### DIRECTIONS:
The records are to be restated in their entirety, word for word.

### SUPPLIED RECORDS:
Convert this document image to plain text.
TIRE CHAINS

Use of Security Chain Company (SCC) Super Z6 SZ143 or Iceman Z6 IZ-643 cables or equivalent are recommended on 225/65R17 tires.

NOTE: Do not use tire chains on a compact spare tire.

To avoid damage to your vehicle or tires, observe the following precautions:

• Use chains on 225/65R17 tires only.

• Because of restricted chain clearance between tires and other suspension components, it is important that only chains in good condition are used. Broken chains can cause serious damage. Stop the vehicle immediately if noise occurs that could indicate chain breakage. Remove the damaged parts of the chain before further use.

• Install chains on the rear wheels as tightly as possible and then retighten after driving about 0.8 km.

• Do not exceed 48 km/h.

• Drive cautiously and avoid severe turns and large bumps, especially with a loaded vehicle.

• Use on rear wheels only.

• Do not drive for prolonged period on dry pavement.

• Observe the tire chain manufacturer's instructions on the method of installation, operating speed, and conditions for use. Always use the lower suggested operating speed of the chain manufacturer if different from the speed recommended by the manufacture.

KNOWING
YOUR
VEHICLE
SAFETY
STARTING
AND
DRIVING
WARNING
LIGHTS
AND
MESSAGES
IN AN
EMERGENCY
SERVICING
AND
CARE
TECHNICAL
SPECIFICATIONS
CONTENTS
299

### RESPONSE:
Convert this document image to plain text.
TIRE CHAINS

Use of Security Chain Company (SCC) Super Z6 SZ143 or Iceman Z6 IZ-643 cables or equivalent are recommended on 225/65R17 tires.

NOTE: Do not use tire chains on a compact spare tire.

To avoid damage to your vehicle or tires, observe the following precautions:

• Use chains on 225/65R17 tires only.

• Because of restricted chain clearance between tires and other suspension components, it is important that only chains in good condition are used. Broken chains can cause serious damage. Stop the vehicle immediately if noise occurs that could indicate chain breakage. Remove the damaged parts of the chain before further use.

• Install chains on the rear wheels as tightly as possible and then retighten after driving about 0.8 km.

• Do not exceed 48 km/h.

• Drive cautiously and avoid severe turns and large bumps, especially with a loaded vehicle.

• Use on rear wheels only.

• Do not drive for prolonged period on dry pavement.

• Observe the tire chain manufacturer's instructions on the method of installation, operating speed, and conditions for use. Always use the lower suggested operating speed of the chain manufacturer if different from the speed recommended by the manufacture.

KNOWING
YOUR
VEHICLE
SAFETY
STARTING
AND
DRIVING
WARNING
LIGHTS
AND
MESSAGES
IN AN
EMERGENCY
SERVICING
AND
CARE
TECHNICAL
SPECIFICATIONS
CONTENTS
299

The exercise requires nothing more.